Work instructions: Scan the listing below. Report each line that includes "Северо".

===== Data provided =====

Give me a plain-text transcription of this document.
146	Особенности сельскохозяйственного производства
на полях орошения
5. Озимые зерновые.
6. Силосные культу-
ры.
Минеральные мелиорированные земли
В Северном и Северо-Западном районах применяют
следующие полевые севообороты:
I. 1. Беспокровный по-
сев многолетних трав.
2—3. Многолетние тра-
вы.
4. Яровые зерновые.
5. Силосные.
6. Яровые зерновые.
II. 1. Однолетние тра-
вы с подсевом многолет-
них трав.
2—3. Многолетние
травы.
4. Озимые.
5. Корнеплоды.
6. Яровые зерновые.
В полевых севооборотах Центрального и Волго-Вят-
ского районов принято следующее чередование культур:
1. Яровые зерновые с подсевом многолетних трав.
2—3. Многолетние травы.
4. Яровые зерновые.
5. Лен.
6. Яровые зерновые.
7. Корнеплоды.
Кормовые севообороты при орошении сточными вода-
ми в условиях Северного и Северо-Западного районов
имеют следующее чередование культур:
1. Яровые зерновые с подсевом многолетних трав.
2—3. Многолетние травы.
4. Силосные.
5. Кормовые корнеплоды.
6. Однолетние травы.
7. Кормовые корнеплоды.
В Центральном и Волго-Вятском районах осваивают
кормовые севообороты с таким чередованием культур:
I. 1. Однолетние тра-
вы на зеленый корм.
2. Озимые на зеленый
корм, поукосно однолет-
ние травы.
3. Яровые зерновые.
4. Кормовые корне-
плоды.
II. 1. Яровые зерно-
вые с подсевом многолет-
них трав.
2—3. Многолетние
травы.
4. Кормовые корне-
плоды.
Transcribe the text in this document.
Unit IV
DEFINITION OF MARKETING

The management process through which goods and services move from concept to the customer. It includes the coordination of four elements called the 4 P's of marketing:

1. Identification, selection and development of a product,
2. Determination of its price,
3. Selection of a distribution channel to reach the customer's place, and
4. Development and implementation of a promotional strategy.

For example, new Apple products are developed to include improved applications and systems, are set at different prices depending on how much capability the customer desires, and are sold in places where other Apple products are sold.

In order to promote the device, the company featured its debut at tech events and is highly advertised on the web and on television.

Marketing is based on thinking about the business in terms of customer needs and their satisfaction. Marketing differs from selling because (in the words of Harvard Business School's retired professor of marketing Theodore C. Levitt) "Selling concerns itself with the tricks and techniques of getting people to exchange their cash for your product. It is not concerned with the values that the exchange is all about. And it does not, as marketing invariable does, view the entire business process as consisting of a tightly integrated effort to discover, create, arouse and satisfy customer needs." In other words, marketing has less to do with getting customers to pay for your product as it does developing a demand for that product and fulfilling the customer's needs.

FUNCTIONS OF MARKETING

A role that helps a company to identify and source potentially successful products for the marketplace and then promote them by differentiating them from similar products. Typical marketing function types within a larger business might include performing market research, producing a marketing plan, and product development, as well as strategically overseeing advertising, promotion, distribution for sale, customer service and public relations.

=====

Result of the task:
В Северном и Северо-Западном районах применяют
ми в условиях Северного и Северо-Западного районов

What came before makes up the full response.